Given task: Write out each line from the data below that includes the word "USDJPY".

Data for this exercise:

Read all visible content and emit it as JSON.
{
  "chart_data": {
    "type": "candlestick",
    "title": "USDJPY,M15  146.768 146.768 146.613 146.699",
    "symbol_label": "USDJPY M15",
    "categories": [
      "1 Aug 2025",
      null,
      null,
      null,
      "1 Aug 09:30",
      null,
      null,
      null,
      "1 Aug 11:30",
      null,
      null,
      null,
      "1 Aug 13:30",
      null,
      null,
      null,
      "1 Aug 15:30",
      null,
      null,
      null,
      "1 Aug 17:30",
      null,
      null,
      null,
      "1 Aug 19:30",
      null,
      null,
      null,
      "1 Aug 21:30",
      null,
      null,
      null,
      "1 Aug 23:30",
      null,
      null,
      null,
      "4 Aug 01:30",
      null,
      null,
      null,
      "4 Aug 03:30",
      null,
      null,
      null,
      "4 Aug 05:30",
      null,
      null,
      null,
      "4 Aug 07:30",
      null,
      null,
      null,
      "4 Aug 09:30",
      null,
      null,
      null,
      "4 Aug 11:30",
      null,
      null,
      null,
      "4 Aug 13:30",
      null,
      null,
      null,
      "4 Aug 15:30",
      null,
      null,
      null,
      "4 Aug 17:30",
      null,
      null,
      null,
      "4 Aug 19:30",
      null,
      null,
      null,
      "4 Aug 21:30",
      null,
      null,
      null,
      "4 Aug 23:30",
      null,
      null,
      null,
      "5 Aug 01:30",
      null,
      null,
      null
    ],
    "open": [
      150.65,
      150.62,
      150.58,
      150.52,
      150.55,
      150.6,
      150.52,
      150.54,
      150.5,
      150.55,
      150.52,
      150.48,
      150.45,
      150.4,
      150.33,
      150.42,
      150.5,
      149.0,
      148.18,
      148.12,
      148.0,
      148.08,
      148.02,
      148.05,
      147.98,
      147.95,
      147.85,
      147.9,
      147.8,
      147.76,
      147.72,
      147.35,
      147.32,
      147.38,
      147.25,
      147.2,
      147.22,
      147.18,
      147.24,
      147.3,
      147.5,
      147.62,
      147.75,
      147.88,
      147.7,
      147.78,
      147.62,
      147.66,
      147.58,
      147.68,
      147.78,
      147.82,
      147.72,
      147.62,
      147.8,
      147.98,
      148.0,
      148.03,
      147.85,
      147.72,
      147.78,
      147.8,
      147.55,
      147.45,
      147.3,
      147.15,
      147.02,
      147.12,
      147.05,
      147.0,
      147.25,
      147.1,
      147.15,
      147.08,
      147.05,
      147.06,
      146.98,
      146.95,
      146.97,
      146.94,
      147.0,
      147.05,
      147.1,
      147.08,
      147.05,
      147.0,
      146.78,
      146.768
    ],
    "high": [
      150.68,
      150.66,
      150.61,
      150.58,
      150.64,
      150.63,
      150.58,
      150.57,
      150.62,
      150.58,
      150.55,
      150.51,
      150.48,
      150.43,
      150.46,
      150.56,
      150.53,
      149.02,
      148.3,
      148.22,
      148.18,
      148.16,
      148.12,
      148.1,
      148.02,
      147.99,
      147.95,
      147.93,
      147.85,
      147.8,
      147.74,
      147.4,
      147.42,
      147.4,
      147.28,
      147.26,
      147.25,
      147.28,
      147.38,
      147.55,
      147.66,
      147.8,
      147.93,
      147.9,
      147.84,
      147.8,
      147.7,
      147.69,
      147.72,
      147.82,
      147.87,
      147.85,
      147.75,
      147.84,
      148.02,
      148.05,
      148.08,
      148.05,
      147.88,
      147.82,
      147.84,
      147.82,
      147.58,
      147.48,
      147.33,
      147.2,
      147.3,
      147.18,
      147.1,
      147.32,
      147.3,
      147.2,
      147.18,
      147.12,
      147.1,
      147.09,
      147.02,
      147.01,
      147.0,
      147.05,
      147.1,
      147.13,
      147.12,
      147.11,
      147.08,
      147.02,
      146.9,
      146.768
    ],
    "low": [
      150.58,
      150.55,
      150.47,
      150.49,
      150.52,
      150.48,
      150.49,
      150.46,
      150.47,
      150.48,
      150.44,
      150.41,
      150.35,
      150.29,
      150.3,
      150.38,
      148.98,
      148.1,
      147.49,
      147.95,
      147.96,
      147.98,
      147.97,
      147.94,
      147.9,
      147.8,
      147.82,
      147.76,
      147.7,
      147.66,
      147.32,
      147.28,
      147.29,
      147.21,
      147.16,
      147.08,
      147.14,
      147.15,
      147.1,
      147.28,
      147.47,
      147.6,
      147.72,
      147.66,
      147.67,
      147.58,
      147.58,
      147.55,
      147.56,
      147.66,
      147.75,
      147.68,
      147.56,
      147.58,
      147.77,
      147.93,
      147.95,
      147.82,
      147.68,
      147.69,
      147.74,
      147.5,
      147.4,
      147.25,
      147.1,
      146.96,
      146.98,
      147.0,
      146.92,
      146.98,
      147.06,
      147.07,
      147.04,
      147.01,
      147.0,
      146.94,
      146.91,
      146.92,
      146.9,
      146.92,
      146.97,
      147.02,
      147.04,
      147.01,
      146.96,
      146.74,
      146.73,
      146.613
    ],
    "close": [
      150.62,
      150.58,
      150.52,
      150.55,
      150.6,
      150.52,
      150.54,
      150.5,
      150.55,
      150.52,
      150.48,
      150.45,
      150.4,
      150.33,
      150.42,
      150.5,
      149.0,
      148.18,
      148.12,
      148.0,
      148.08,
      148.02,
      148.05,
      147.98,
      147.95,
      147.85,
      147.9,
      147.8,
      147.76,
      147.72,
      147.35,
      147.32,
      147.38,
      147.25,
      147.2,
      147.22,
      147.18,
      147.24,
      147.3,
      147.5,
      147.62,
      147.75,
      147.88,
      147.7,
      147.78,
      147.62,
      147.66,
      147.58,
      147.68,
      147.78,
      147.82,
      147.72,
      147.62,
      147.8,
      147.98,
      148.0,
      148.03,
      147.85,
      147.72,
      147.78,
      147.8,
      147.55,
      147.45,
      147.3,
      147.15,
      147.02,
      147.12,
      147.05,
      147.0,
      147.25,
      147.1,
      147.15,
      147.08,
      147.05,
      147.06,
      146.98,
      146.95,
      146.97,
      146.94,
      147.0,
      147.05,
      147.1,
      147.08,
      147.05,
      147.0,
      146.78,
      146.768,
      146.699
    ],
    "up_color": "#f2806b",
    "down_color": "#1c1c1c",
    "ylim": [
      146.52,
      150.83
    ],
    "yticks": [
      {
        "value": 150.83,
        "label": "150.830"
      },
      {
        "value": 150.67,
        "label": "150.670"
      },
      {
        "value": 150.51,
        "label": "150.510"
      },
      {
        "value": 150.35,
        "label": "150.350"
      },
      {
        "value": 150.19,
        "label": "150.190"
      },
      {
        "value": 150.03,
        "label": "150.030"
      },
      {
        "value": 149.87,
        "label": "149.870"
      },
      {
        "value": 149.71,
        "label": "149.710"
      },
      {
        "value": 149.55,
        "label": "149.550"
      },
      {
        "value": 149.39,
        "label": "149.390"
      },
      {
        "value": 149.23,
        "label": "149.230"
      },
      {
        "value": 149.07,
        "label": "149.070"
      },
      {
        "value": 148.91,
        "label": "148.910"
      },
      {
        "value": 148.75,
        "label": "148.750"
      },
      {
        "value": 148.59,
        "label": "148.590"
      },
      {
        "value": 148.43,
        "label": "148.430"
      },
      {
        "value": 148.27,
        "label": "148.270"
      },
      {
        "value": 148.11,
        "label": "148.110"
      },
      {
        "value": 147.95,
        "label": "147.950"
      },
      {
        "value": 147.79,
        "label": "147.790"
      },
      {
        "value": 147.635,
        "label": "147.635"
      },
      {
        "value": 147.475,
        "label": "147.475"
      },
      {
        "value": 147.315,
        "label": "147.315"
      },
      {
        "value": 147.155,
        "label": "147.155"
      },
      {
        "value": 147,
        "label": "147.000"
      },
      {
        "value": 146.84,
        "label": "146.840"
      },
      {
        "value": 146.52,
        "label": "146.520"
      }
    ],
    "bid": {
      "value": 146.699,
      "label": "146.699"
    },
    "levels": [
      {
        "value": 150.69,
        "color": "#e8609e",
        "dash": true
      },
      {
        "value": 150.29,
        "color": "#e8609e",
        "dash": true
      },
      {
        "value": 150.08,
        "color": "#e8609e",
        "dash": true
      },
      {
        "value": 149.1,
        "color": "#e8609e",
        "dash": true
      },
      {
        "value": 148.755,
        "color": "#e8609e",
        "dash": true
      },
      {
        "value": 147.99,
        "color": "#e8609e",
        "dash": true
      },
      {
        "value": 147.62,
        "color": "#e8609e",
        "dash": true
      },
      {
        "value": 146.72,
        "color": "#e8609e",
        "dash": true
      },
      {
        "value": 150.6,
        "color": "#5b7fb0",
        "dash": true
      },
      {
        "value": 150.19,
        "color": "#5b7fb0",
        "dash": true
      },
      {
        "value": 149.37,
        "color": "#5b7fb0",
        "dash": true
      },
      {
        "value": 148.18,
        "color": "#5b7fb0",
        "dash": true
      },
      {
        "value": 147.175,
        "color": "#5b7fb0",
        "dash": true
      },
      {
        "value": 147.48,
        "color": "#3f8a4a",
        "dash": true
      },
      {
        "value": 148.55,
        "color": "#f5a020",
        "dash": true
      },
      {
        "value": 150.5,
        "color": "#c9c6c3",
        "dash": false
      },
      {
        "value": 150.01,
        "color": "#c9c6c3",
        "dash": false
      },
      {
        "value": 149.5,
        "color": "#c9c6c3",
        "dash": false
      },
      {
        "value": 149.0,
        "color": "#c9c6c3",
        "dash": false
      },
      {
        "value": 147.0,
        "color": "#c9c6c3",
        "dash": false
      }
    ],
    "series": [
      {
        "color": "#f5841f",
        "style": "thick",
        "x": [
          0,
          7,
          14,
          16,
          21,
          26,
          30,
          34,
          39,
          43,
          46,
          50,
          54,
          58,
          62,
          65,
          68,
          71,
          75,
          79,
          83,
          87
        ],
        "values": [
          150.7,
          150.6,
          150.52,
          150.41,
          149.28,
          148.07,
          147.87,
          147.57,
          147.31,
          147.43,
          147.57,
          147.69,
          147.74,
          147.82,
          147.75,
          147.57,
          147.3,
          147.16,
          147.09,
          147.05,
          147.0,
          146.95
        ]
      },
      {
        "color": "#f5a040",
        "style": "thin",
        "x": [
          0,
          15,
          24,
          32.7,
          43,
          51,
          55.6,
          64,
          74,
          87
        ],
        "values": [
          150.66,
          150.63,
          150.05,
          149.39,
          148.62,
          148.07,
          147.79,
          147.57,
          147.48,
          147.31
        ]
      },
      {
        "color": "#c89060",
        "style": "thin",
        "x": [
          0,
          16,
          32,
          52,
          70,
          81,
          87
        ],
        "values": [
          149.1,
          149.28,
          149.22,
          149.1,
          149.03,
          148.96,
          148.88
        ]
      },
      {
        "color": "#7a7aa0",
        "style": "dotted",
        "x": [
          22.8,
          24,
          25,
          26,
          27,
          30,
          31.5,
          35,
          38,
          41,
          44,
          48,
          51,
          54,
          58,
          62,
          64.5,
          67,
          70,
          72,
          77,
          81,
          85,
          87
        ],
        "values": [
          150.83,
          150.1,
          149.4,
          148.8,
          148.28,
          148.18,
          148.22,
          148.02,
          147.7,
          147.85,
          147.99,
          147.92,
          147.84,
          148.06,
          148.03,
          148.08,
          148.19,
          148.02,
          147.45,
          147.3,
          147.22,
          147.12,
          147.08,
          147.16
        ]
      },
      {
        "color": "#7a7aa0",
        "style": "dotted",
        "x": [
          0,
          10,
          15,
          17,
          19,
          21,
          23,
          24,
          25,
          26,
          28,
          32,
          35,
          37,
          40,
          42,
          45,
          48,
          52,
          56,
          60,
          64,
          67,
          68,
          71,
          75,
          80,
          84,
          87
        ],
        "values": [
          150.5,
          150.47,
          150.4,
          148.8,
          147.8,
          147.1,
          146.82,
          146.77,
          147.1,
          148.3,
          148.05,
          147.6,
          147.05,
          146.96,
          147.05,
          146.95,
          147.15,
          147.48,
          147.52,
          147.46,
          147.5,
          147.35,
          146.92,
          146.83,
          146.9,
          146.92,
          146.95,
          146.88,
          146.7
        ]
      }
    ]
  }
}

Response to this exercise:
    "title": "USDJPY,M15  146.768 146.768 146.613 146.699",
    "symbol_label": "USDJPY M15",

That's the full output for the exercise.